**Excerpt provided:**
——

Evidence for disease-specific clinical endpoints derived by high-level controlled trials is requested by all drug authorization agencies. For the design of studies with a pharmaceutical agent, appropriate endpoints and respective validated instruments aiming at catching effects are more or less well known and accepted in dementia. For non-drug interventions, however, the issues of relevant outcomes, endpoints, and measures which might be used to collect data are different and challenging. In general, no specific guidance can be found in the literature on what to include in studies, and by looking at dementia as a broad group of different diseases, the available body of evidence gets sparser the lower the prevalence of the indication. Research in the area of dementia care covers a wide range of endpoints aiming at objectives as diverse as cognitive and linguistic capabilities, the capacity for remembering facts and things, agitation, social behavior, controlling aggressiveness or anxiety, overcoming apathy, dealing with depression (also by caregivers), coping with the mental burden in general, fitness for everyday life, and positively impacting the quality of life of patients and their caregivers. By doing so, a wide array of different questionnaires is utilized in practice – sometimes even to capture the same domains of interest. In most cases, these questionnaires have not been validated in a scientifically sound way, which, at the end, leads to using non-validated and probably inappropriate measures of which the results cannot be interpreted. A lot of research in this field has been done with respect to pharmacological interventions in dementia care. Such research also needs to be carried out for non-pharmacological interventions. One result of this might be a reduction of the range of different measures, which would allow for less complex comparisons of findings from different studies.

——

**What needs to be done:**
In the excerpt on endpoints in dementia research, what do all drug authorization agencies request?

——

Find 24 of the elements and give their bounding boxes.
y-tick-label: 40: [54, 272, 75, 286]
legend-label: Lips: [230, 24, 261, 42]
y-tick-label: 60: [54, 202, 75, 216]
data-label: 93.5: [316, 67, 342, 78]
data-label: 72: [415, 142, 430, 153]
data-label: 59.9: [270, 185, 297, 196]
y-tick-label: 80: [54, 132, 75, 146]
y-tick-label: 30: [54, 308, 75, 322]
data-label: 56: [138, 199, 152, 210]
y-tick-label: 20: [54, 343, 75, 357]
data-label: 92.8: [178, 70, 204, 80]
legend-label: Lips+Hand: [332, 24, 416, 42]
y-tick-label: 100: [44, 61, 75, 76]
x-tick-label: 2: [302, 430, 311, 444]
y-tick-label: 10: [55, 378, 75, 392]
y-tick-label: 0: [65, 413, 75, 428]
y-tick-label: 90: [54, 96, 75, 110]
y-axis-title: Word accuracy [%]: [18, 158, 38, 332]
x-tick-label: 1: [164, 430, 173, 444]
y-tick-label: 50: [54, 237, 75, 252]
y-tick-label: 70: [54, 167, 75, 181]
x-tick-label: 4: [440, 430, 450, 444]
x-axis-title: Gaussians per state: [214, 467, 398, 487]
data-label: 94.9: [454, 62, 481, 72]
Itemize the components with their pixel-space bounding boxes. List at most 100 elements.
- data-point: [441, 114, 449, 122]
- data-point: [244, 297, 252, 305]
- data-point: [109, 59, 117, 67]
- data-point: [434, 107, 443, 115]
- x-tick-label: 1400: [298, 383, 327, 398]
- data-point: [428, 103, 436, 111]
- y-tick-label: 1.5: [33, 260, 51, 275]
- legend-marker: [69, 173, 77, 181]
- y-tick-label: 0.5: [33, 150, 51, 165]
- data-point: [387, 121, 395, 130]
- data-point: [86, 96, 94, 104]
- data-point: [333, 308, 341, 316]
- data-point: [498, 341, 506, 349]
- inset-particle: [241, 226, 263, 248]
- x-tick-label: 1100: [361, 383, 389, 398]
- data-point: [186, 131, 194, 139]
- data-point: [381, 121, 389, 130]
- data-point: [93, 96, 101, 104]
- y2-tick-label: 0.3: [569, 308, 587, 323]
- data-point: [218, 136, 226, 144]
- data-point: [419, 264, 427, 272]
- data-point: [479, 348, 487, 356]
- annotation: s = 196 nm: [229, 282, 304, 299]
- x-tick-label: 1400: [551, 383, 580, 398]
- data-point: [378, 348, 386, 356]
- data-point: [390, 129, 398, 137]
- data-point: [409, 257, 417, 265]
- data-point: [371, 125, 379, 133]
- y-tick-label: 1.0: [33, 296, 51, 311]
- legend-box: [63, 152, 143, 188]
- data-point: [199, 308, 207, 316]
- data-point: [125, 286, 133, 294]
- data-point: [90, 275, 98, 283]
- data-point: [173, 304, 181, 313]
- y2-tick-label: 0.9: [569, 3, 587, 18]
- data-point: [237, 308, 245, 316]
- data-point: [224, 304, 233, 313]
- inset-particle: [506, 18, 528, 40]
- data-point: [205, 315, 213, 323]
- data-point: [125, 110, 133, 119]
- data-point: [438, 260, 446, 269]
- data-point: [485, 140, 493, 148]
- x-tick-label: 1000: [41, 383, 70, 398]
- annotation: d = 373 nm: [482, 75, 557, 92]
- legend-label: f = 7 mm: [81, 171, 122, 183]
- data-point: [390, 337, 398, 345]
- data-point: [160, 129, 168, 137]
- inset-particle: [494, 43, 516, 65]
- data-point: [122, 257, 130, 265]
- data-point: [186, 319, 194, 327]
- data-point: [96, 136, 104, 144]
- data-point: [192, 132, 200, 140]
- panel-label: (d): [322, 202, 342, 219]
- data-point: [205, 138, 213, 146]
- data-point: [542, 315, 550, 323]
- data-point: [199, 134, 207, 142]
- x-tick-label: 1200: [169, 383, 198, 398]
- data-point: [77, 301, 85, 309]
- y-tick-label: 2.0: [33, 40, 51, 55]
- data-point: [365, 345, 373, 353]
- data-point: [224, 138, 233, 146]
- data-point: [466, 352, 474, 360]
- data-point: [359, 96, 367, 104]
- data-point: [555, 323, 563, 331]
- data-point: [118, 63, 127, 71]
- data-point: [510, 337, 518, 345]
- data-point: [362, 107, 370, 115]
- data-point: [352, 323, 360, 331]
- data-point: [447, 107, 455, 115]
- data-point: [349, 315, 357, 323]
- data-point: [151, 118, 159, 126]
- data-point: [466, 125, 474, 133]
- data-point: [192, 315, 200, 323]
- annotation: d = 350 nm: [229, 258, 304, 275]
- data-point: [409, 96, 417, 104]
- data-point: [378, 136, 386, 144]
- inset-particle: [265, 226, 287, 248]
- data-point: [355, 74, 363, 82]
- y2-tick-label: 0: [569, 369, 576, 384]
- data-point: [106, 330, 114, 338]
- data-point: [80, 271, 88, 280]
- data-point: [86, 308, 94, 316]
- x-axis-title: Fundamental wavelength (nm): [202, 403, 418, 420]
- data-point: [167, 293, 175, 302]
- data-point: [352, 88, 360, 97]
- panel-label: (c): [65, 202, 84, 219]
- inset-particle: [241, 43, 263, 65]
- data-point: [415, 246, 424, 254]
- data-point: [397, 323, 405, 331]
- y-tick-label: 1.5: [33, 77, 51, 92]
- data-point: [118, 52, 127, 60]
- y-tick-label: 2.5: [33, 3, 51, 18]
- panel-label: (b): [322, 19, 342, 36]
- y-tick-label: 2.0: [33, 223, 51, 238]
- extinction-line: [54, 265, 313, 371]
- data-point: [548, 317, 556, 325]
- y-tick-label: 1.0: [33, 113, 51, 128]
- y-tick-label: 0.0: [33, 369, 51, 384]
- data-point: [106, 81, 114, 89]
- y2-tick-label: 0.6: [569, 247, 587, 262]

——

**Your response:**
Evidence for disease-specific clinical endpoints derived by high-level controlled trials.